DSXL can be downloaded from Passport Advantage.

  1. In order to install the helm chart, we had to use a special tool (ibmcloud), which can be found here:
    https://console.bluemix.net/docs/cli/reference/bluemix_cli/download_cli.html#install_use
    wget https://clis.ng.bluemix.net/download/bluemix-cli/latest/ppc64le
    tar -zxvf
    cd Bluemix_CLI/
    ./install_bluemix_cli
  2. In IBM Cloud Private’s administration console (https://<master node>:8443/console, default user id: admin, default password: admin), go to Menu > Command Line Tools > Cloud Private CLI and downloaded the plugin file. Install the ICP plugin using this command:
    ibmcloud plugin install /<path_to_installer>/<cli_file_name>
  3. Copy /etc/docker/certs.d/mycluster.icp:8500/ca.crt from ICP boot node to /etc/docker/certs.d/mycluster.icp:8500/ca.crt the machine you are perform the installation (if it is differs from the system you are installing on). If you use Mac OS, please update ~/.docker/certs.d/mycluster.icp\:8500/ca.crt and restart docker. For more information, please see the Docker documentation. You may have to create directory mycluster.icp:8500 if that does not already exists on x86 system prior to copying the certs.
  4. Update /etc/hosts with
    <cluster_access_ip> mycluster.icp
  5. Install kubectl on boot node:
    docker run -e LICENSE=accept --net=host -v /usr/local/bin:/data ibmcom/icp-inception:2.1.0.3-ee cp /usr/local/bin/kubectl /data
  6. In the IBM Cloud Private App Center (click on the icon on the top right hand corner), select the user and click Configure Client to configure kubectl.
  7. Run docker login with admin/admin

    docker login mycluster.icp:8500

  8. Log in to the cluster

    ibmcloud pr login -a https://<cluster_access_ip>:8443 --skip-ssl-validation

  9. Push the downloaded DSX archive to the ICP

    nohup ibmcloud pr load-ppa-archive --archive dsxlocal-icp-plinux-le.tar.gz &

    It may take about 2 to 4 hours to load all the images.

  10. Now the Helm chart is created. Do the following steps in the ICP administration console (browser link: https://<cluster_access_ip>:8443/console user id: admin, default password: admin).
  11. Go to Manage > Helm Repositories and click Sync Repositories.
  12. Go to Catalog and verify that the ibm-dsx-prod chart now displays. Ensure that you have the latest version of the chart.
  13. To change the scope of images from namespace to global run the following command on master node:
    for image in $(kubectl get images | tail -n +2 | awk '{ print $1; }'); do kubectl get image $image -o yaml | sed 's/scope: namespace/scope: global/' | kubectl apply -f -; done
    This step could also be done from ICP UI.
  14. Go to Manage > Namespaces and create dsx-prod namespace.

##############################

COMPLETE THE FOLLOWING:
[1] In the entries, recast the lines running from the one containing "title: MECHANICAL PROPERTIES" through the one containing "row-divider <box>55 238 535 239</box>" as a JSON list of strings, one string per line, with blank lines left out.
[2] Extend the DSX installation steps for IBM Cloud Private, picking up after the last sentence shown.
The entries that follow are unrelated to the text.

##############################

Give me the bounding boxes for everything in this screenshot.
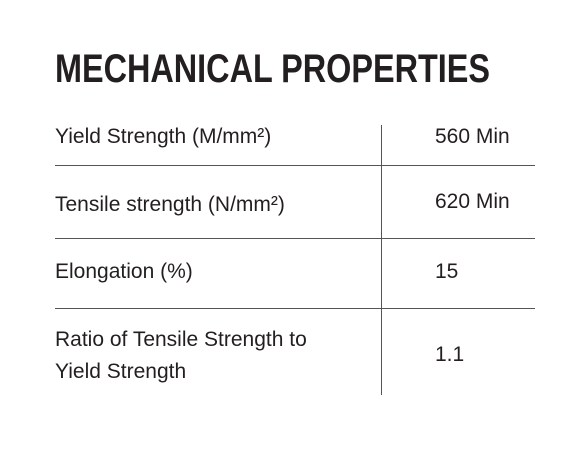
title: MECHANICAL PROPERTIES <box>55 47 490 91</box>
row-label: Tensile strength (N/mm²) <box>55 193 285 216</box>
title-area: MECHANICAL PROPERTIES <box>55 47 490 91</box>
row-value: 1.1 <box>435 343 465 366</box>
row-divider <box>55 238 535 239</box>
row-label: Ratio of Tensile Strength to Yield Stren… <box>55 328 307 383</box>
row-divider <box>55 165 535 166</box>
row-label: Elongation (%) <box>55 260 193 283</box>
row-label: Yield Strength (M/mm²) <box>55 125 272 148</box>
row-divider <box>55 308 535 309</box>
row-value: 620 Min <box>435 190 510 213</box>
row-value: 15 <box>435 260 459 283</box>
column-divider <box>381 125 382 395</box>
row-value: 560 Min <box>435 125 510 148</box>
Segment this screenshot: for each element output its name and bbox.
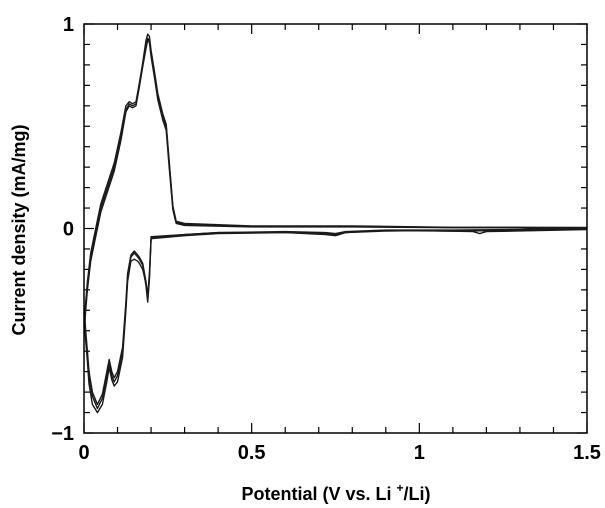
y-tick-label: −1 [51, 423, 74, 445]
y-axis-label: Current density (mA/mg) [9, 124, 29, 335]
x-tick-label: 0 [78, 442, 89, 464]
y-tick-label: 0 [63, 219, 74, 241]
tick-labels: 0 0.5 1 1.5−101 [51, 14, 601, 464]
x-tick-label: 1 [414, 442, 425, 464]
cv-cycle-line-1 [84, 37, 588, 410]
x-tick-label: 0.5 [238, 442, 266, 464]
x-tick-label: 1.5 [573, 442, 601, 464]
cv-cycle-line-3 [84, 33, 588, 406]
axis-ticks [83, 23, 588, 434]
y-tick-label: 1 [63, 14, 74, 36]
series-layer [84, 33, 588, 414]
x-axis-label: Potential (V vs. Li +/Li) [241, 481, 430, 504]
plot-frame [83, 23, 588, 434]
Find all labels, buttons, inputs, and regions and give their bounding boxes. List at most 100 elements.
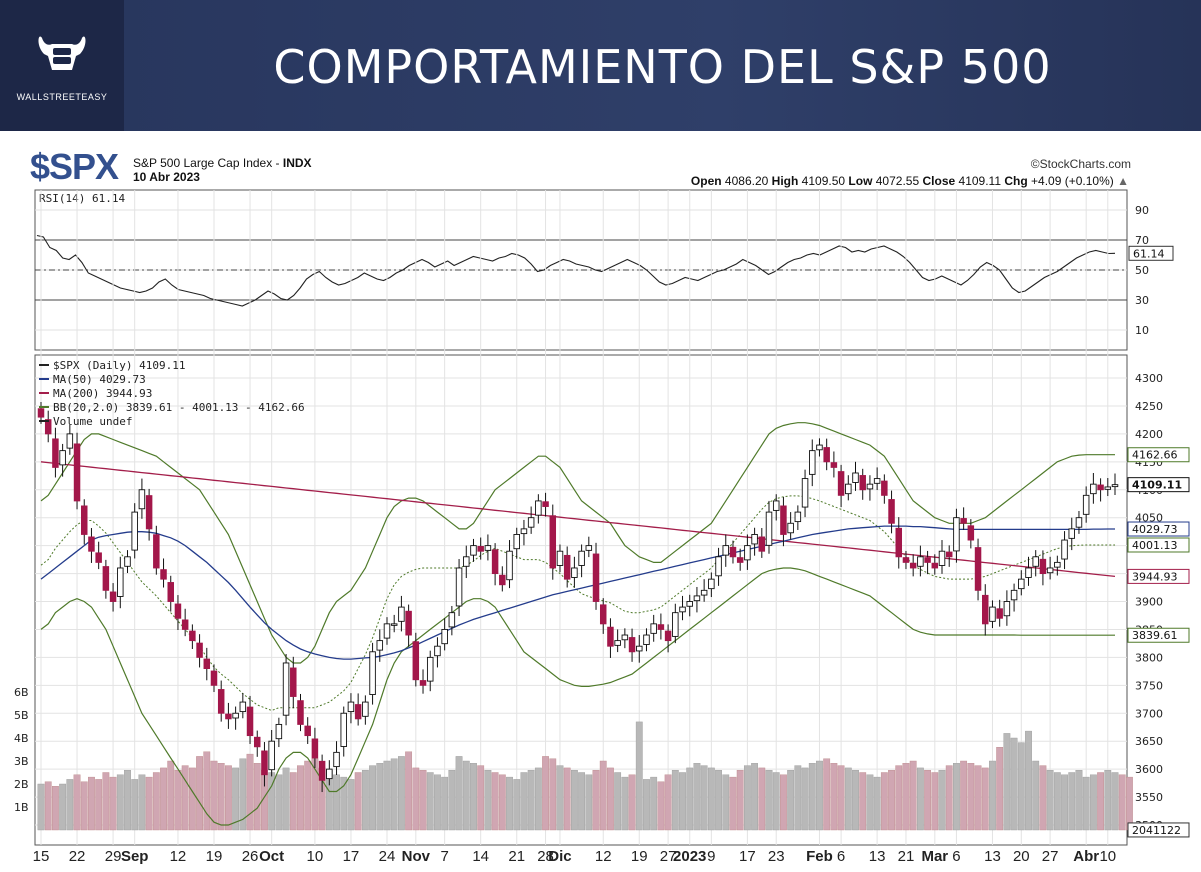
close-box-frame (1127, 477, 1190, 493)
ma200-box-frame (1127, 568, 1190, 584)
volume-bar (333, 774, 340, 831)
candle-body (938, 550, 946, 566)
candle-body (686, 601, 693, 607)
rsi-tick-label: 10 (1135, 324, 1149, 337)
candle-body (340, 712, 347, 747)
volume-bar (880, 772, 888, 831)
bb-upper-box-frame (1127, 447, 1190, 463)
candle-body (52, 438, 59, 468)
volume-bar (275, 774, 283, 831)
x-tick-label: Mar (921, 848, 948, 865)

##############################

ANSWERS BY TASK:
[1]
[
  "title: MECHANICAL PROPERTIES <box>55 47 490 91</box>",
  "row-label: Tensile strength (N/mm²) <box>55 193 285 216</box>",
  "title-area: MECHANICAL PROPERTIES <box>55 47 490 91</box>",
  "row-value: 1.1 <box>435 343 465 366</box>",
  "row-divider <box>55 238 535 239</box>"
]

[2]
  15. If you use dynamic provisioning with GlusterFS, simply ensure that the appropriate storage class exists. This can be checked with:
    kubectl get storageclasses | grep glusterfs
    If nothing is displayed, then consult your cluster administrator about the availability of GlusterFS.
  16. For this example, we used NFS storage. As NFS server, we chose ICP master node. We installed and ran NFS packages on all ICP nodes
    For RHEL:
    yum install -y nfs-utils nfs-utils-lib
    systemctl start nfs
    For Ubuntu:
    apt-get update
    apt-get install nfs-kernel-server
  17. Created shared NFS directory on the ICP master node
    mkdir /nfsshare
  18. For NFS, we created four directories in the NFS mount path:
    cloudant
    redis
    spark-metrics
    user-home
  19. Made an entry in “/etc/exports” on master node and restarted the services

    /nfsshare *(rw,sync,no_subtree_check,no_root_squash)

    systemctl restart nfs

    Ensure mount path is correct (verify 'showmount -e <master_ip_address> ' against /etc/exports)

  20. In this example, we used dsx-volumes.yml file and update server and path values for each volume, for instance
    nfs:
    server: <master_ip_address>
    path: /nfsshare/user-home
  21. Created all volumes with this yaml file: dsx-volumes.yml
    kubectl --validate=false create -f dsx-volumes.yml
  22. From the Catalog, we selected ibm-dsx-prod, and click Configure. There are a lot of parameters that can be changed for installation there. I used the default values.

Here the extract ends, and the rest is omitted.